Exercise goal
Please set down all the lines beneath this one exactly, without the pictures.

Saved data entries:
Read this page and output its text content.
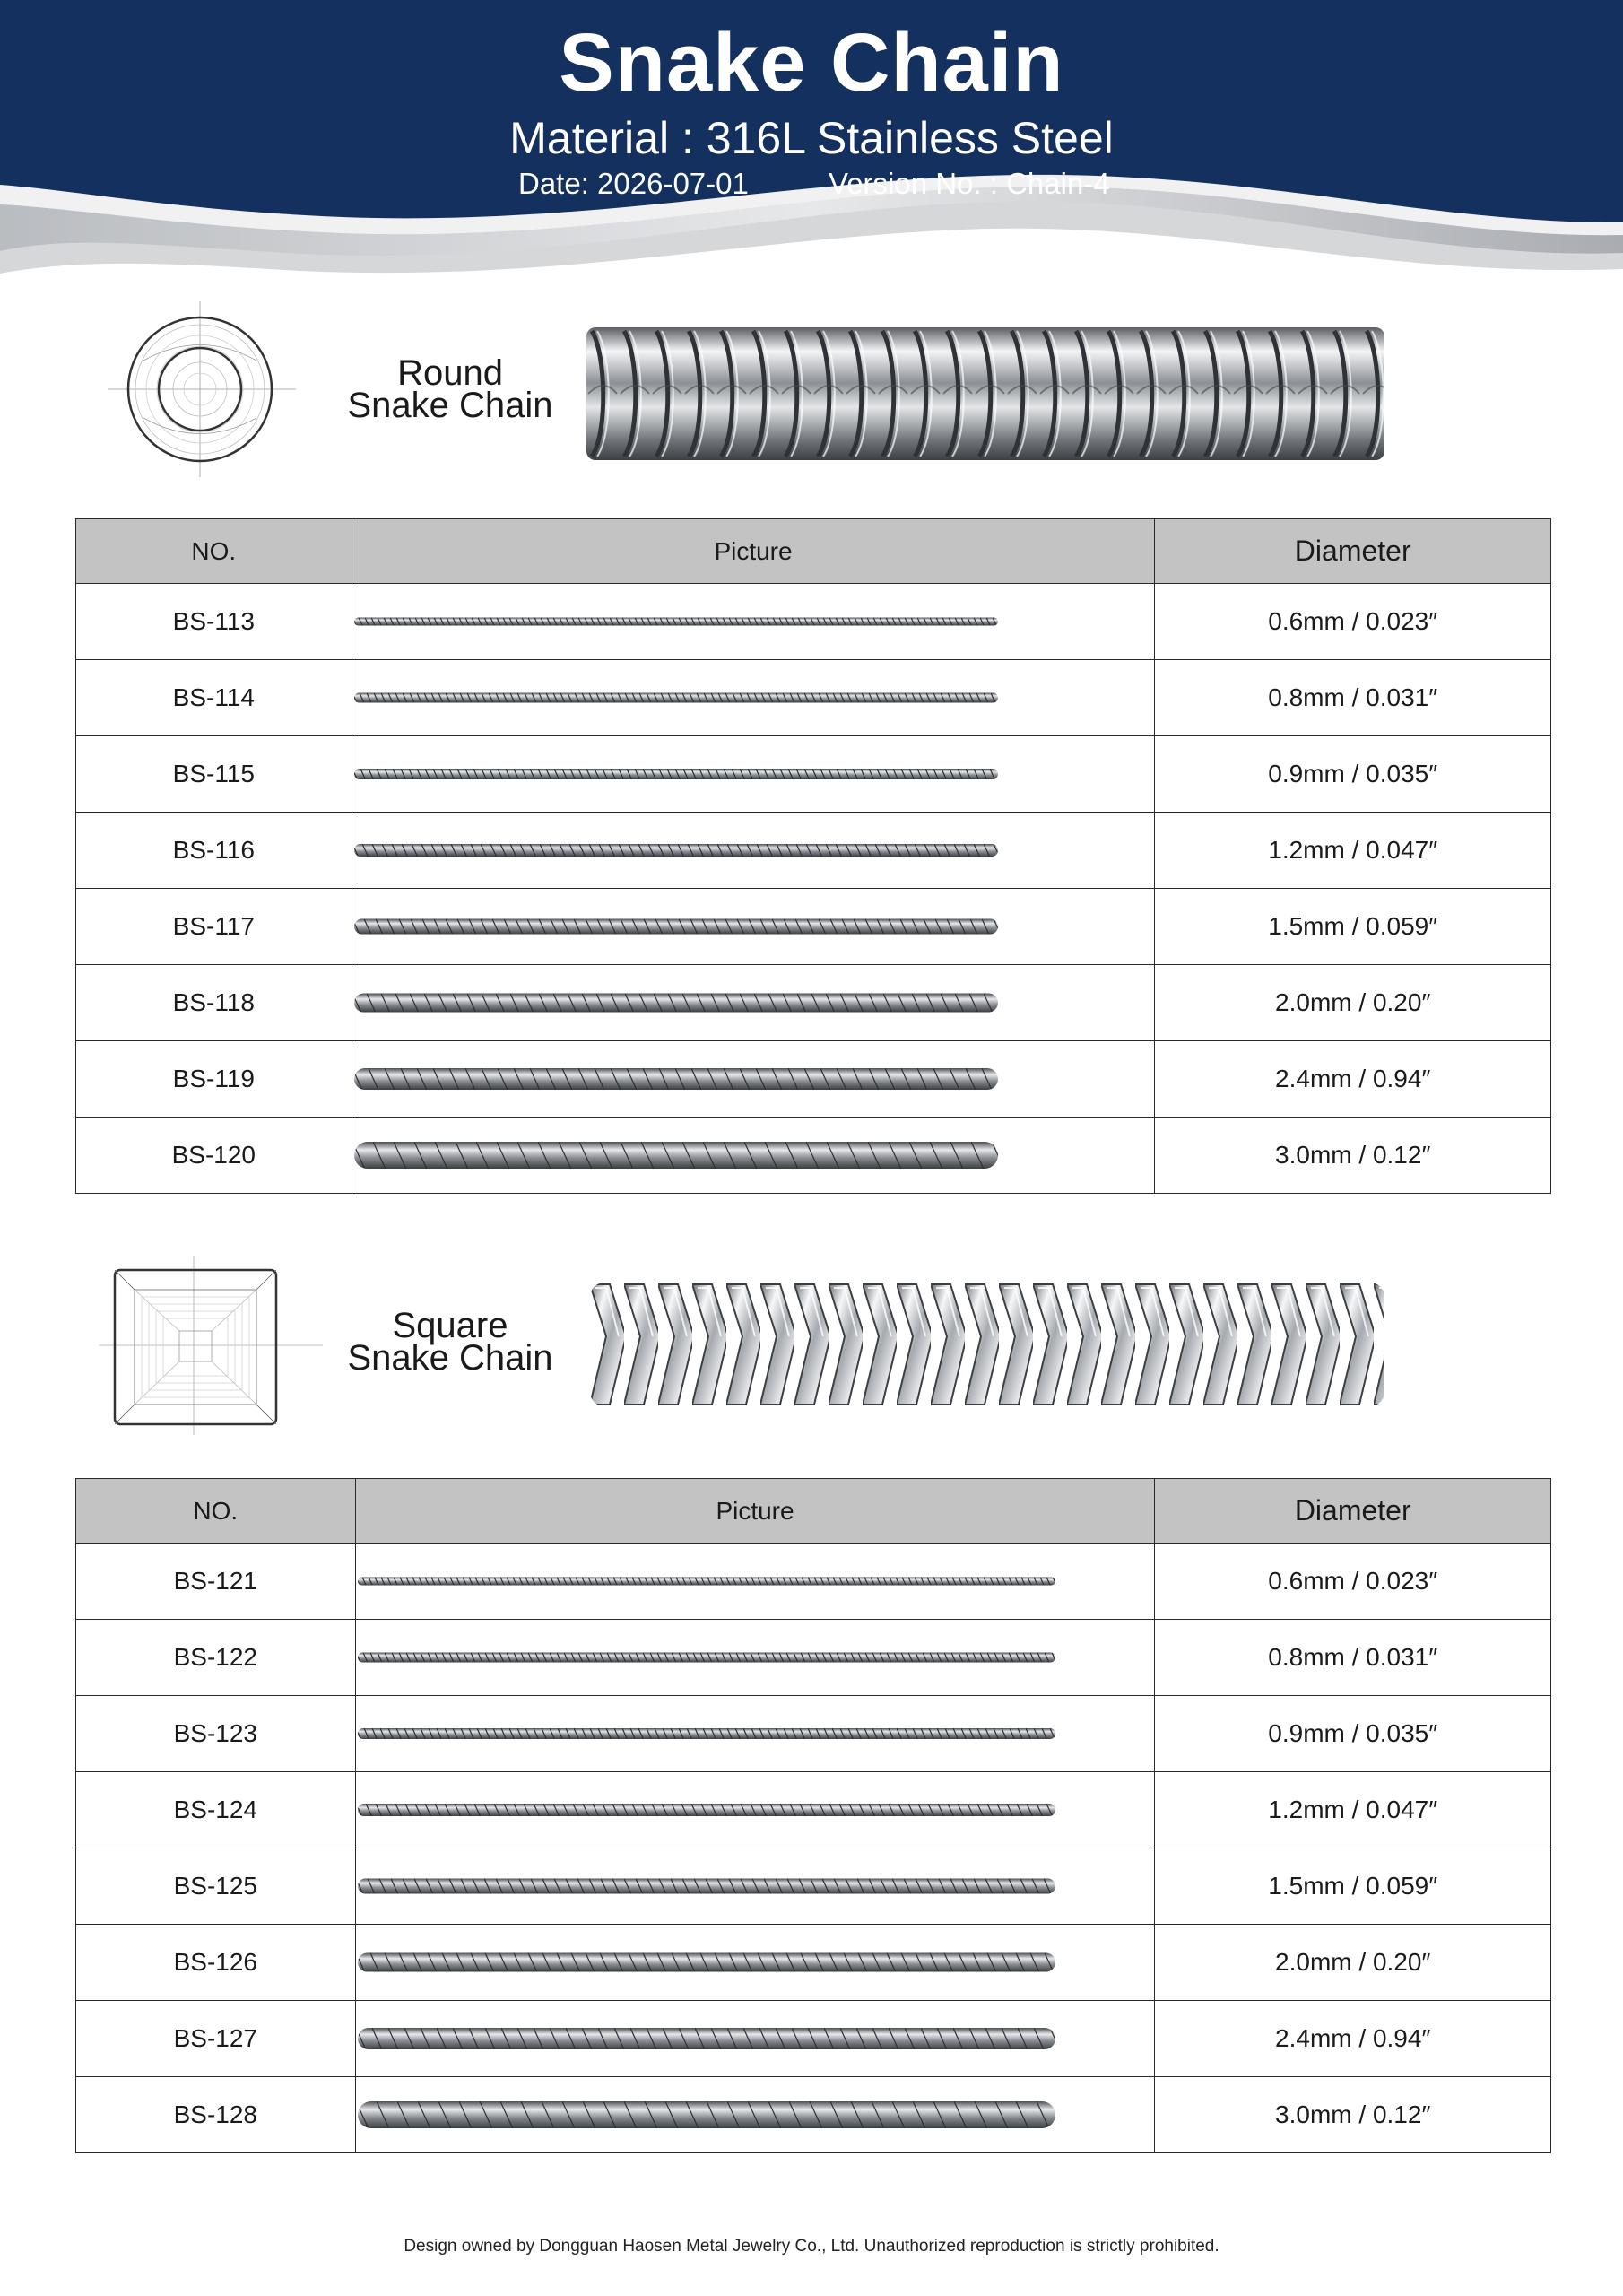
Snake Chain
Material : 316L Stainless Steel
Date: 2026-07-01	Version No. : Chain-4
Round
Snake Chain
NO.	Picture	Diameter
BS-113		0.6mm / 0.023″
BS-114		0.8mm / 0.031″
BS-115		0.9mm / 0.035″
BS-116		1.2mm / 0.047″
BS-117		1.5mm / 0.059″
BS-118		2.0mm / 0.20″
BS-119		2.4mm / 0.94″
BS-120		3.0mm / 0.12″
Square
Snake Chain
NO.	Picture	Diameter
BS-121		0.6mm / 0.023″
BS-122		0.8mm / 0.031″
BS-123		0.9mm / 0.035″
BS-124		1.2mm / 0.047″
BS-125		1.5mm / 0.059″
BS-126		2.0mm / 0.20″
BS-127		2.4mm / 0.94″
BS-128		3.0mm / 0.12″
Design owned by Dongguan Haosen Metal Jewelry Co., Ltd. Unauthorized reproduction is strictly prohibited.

Result of the exercise
Read this page and output its text content.
Snake Chain
Material : 316L Stainless Steel
Date: 2026-07-01	Version No. : Chain-4
Round
Snake Chain
NO.	Picture	Diameter
BS-113		0.6mm / 0.023″
BS-114		0.8mm / 0.031″
BS-115		0.9mm / 0.035″
BS-116		1.2mm / 0.047″
BS-117		1.5mm / 0.059″
BS-118		2.0mm / 0.20″
BS-119		2.4mm / 0.94″
BS-120		3.0mm / 0.12″
Square
Snake Chain
NO.	Picture	Diameter
BS-121		0.6mm / 0.023″
BS-122		0.8mm / 0.031″
BS-123		0.9mm / 0.035″
BS-124		1.2mm / 0.047″
BS-125		1.5mm / 0.059″
BS-126		2.0mm / 0.20″
BS-127		2.4mm / 0.94″
BS-128		3.0mm / 0.12″
Design owned by Dongguan Haosen Metal Jewelry Co., Ltd. Unauthorized reproduction is strictly prohibited.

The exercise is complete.